**Goal**. Copy out the data exactly, leaving the pictures behind.
[BEGIN Rows]
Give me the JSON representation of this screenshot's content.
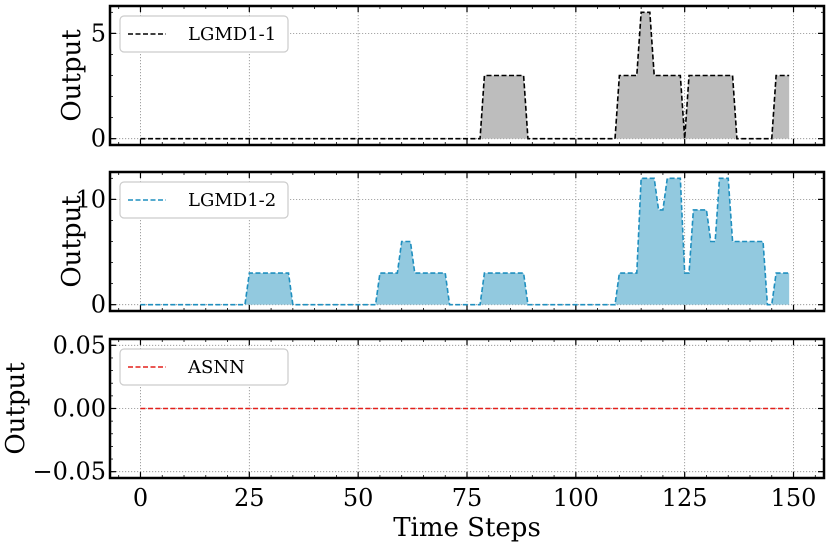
{
  "chart_data": [
    {
      "type": "area",
      "ylabel": "Output",
      "xlim": [
        -7,
        157
      ],
      "ylim": [
        -0.3,
        6.3
      ],
      "yticks": [
        0,
        5
      ],
      "legend": "top-left",
      "grid": true,
      "series": [
        {
          "name": "LGMD1-1",
          "color": "#000000",
          "fill": "#bdbdbd",
          "x": [
            0,
            78,
            79,
            88,
            89,
            109,
            110,
            114,
            115,
            117,
            118,
            119,
            120,
            124,
            125,
            126,
            127,
            136,
            137,
            140,
            141,
            144,
            145,
            146,
            147,
            149
          ],
          "y": [
            0,
            0,
            3,
            3,
            0,
            0,
            3,
            3,
            6,
            6,
            3,
            3,
            3,
            3,
            0,
            3,
            3,
            3,
            0,
            0,
            0,
            0,
            0,
            3,
            3,
            3
          ]
        }
      ]
    },
    {
      "type": "area",
      "ylabel": "Output",
      "xlim": [
        -7,
        157
      ],
      "ylim": [
        -0.6,
        12.6
      ],
      "yticks": [
        0,
        10
      ],
      "legend": "top-left",
      "grid": true,
      "series": [
        {
          "name": "LGMD1-2",
          "color": "#1f8fbf",
          "fill": "#92c9df",
          "x": [
            0,
            24,
            25,
            34,
            35,
            54,
            55,
            59,
            60,
            62,
            63,
            64,
            65,
            70,
            71,
            78,
            79,
            88,
            89,
            109,
            110,
            114,
            115,
            118,
            119,
            120,
            121,
            124,
            125,
            126,
            127,
            130,
            131,
            132,
            133,
            135,
            136,
            138,
            139,
            143,
            144,
            145,
            146,
            149
          ],
          "y": [
            0,
            0,
            3,
            3,
            0,
            0,
            3,
            3,
            6,
            6,
            3,
            3,
            3,
            3,
            0,
            0,
            3,
            3,
            0,
            0,
            3,
            3,
            12,
            12,
            9,
            9,
            12,
            12,
            3,
            3,
            9,
            9,
            6,
            6,
            12,
            12,
            6,
            6,
            6,
            6,
            0,
            0,
            3,
            3
          ]
        }
      ]
    },
    {
      "type": "line",
      "ylabel": "Output",
      "xlabel": "Time Steps",
      "xlim": [
        -7,
        157
      ],
      "ylim": [
        -0.055,
        0.055
      ],
      "yticks": [
        0.05,
        0.0,
        -0.05
      ],
      "ytick_labels": [
        "0.05",
        "0.00",
        "−0.05"
      ],
      "xticks": [
        0,
        25,
        50,
        75,
        100,
        125,
        150
      ],
      "xtick_labels": [
        "0",
        "25",
        "50",
        "75",
        "100",
        "125",
        "150"
      ],
      "legend": "top-left",
      "grid": true,
      "series": [
        {
          "name": "ASNN",
          "color": "#e3201b",
          "x": [
            0,
            149
          ],
          "y": [
            0,
            0
          ]
        }
      ]
    }
  ]
}
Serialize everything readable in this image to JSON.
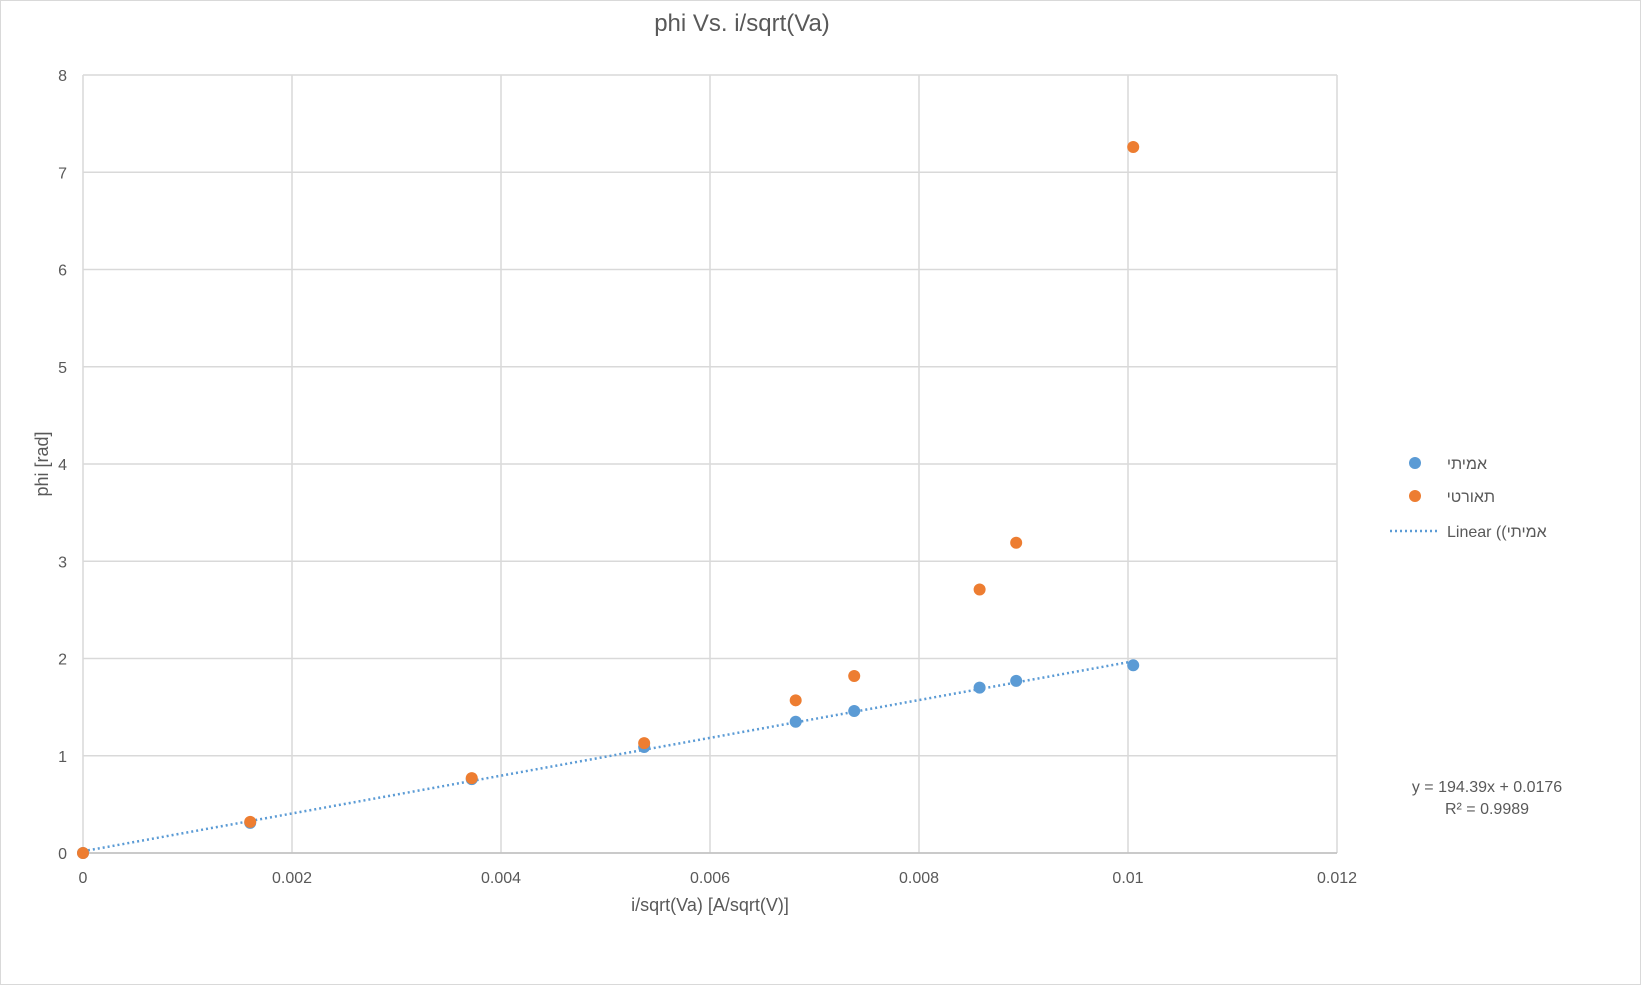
{
  "chart_data": {
    "type": "scatter",
    "title": "phi Vs. i/sqrt(Va)",
    "xlabel": "i/sqrt(Va) [A/sqrt(V)]",
    "ylabel": "phi [rad]",
    "xlim": [
      0,
      0.012
    ],
    "ylim": [
      0,
      8
    ],
    "x_ticks": [
      "0",
      "0.002",
      "0.004",
      "0.006",
      "0.008",
      "0.01",
      "0.012"
    ],
    "y_ticks": [
      "0",
      "1",
      "2",
      "3",
      "4",
      "5",
      "6",
      "7",
      "8"
    ],
    "grid": true,
    "legend_position": "right",
    "series": [
      {
        "name": "אמיתי",
        "color": "#5b9bd5",
        "points": [
          {
            "x": 0,
            "y": 0
          },
          {
            "x": 0.0016,
            "y": 0.31
          },
          {
            "x": 0.00372,
            "y": 0.76
          },
          {
            "x": 0.00537,
            "y": 1.09
          },
          {
            "x": 0.00682,
            "y": 1.35
          },
          {
            "x": 0.00738,
            "y": 1.46
          },
          {
            "x": 0.00858,
            "y": 1.7
          },
          {
            "x": 0.00893,
            "y": 1.77
          },
          {
            "x": 0.01005,
            "y": 1.93
          }
        ]
      },
      {
        "name": "תאורטי",
        "color": "#ed7d31",
        "points": [
          {
            "x": 0,
            "y": 0
          },
          {
            "x": 0.0016,
            "y": 0.32
          },
          {
            "x": 0.00372,
            "y": 0.77
          },
          {
            "x": 0.00537,
            "y": 1.13
          },
          {
            "x": 0.00682,
            "y": 1.57
          },
          {
            "x": 0.00738,
            "y": 1.82
          },
          {
            "x": 0.00858,
            "y": 2.71
          },
          {
            "x": 0.00893,
            "y": 3.19
          },
          {
            "x": 0.01005,
            "y": 7.26
          }
        ]
      }
    ],
    "trendline": {
      "name": "Linear ((אמיתי",
      "color": "#5b9bd5",
      "slope": 194.39,
      "intercept": 0.0176,
      "x_range": [
        0,
        0.01005
      ],
      "equation": "y = 194.39x + 0.0176",
      "r_squared": "R² = 0.9989"
    }
  }
}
[END Rows]
**Reply**.
Give me the JSON representation of this screenshot's content.
{
  "chart_data": [
    {
      "type": "area",
      "ylabel": "Output",
      "xlim": [
        -7,
        157
      ],
      "ylim": [
        -0.3,
        6.3
      ],
      "yticks": [
        0,
        5
      ],
      "legend": "top-left",
      "grid": true,
      "series": [
        {
          "name": "LGMD1-1",
          "color": "#000000",
          "fill": "#bdbdbd",
          "x": [
            0,
            78,
            79,
            88,
            89,
            109,
            110,
            114,
            115,
            117,
            118,
            119,
            120,
            124,
            125,
            126,
            127,
            136,
            137,
            140,
            141,
            144,
            145,
            146,
            147,
            149
          ],
          "y": [
            0,
            0,
            3,
            3,
            0,
            0,
            3,
            3,
            6,
            6,
            3,
            3,
            3,
            3,
            0,
            3,
            3,
            3,
            0,
            0,
            0,
            0,
            0,
            3,
            3,
            3
          ]
        }
      ]
    },
    {
      "type": "area",
      "ylabel": "Output",
      "xlim": [
        -7,
        157
      ],
      "ylim": [
        -0.6,
        12.6
      ],
      "yticks": [
        0,
        10
      ],
      "legend": "top-left",
      "grid": true,
      "series": [
        {
          "name": "LGMD1-2",
          "color": "#1f8fbf",
          "fill": "#92c9df",
          "x": [
            0,
            24,
            25,
            34,
            35,
            54,
            55,
            59,
            60,
            62,
            63,
            64,
            65,
            70,
            71,
            78,
            79,
            88,
            89,
            109,
            110,
            114,
            115,
            118,
            119,
            120,
            121,
            124,
            125,
            126,
            127,
            130,
            131,
            132,
            133,
            135,
            136,
            138,
            139,
            143,
            144,
            145,
            146,
            149
          ],
          "y": [
            0,
            0,
            3,
            3,
            0,
            0,
            3,
            3,
            6,
            6,
            3,
            3,
            3,
            3,
            0,
            0,
            3,
            3,
            0,
            0,
            3,
            3,
            12,
            12,
            9,
            9,
            12,
            12,
            3,
            3,
            9,
            9,
            6,
            6,
            12,
            12,
            6,
            6,
            6,
            6,
            0,
            0,
            3,
            3
          ]
        }
      ]
    },
    {
      "type": "line",
      "ylabel": "Output",
      "xlabel": "Time Steps",
      "xlim": [
        -7,
        157
      ],
      "ylim": [
        -0.055,
        0.055
      ],
      "yticks": [
        0.05,
        0.0,
        -0.05
      ],
      "ytick_labels": [
        "0.05",
        "0.00",
        "−0.05"
      ],
      "xticks": [
        0,
        25,
        50,
        75,
        100,
        125,
        150
      ],
      "xtick_labels": [
        "0",
        "25",
        "50",
        "75",
        "100",
        "125",
        "150"
      ],
      "legend": "top-left",
      "grid": true,
      "series": [
        {
          "name": "ASNN",
          "color": "#e3201b",
          "x": [
            0,
            149
          ],
          "y": [
            0,
            0
          ]
        }
      ]
    }
  ]
}
Serialize everything readable in this image to JSON.
{
  "chart_data": {
    "type": "scatter",
    "title": "phi Vs. i/sqrt(Va)",
    "xlabel": "i/sqrt(Va) [A/sqrt(V)]",
    "ylabel": "phi [rad]",
    "xlim": [
      0,
      0.012
    ],
    "ylim": [
      0,
      8
    ],
    "x_ticks": [
      "0",
      "0.002",
      "0.004",
      "0.006",
      "0.008",
      "0.01",
      "0.012"
    ],
    "y_ticks": [
      "0",
      "1",
      "2",
      "3",
      "4",
      "5",
      "6",
      "7",
      "8"
    ],
    "grid": true,
    "legend_position": "right",
    "series": [
      {
        "name": "אמיתי",
        "color": "#5b9bd5",
        "points": [
          {
            "x": 0,
            "y": 0
          },
          {
            "x": 0.0016,
            "y": 0.31
          },
          {
            "x": 0.00372,
            "y": 0.76
          },
          {
            "x": 0.00537,
            "y": 1.09
          },
          {
            "x": 0.00682,
            "y": 1.35
          },
          {
            "x": 0.00738,
            "y": 1.46
          },
          {
            "x": 0.00858,
            "y": 1.7
          },
          {
            "x": 0.00893,
            "y": 1.77
          },
          {
            "x": 0.01005,
            "y": 1.93
          }
        ]
      },
      {
        "name": "תאורטי",
        "color": "#ed7d31",
        "points": [
          {
            "x": 0,
            "y": 0
          },
          {
            "x": 0.0016,
            "y": 0.32
          },
          {
            "x": 0.00372,
            "y": 0.77
          },
          {
            "x": 0.00537,
            "y": 1.13
          },
          {
            "x": 0.00682,
            "y": 1.57
          },
          {
            "x": 0.00738,
            "y": 1.82
          },
          {
            "x": 0.00858,
            "y": 2.71
          },
          {
            "x": 0.00893,
            "y": 3.19
          },
          {
            "x": 0.01005,
            "y": 7.26
          }
        ]
      }
    ],
    "trendline": {
      "name": "Linear ((אמיתי",
      "color": "#5b9bd5",
      "slope": 194.39,
      "intercept": 0.0176,
      "x_range": [
        0,
        0.01005
      ],
      "equation": "y = 194.39x + 0.0176",
      "r_squared": "R² = 0.9989"
    }
  }
}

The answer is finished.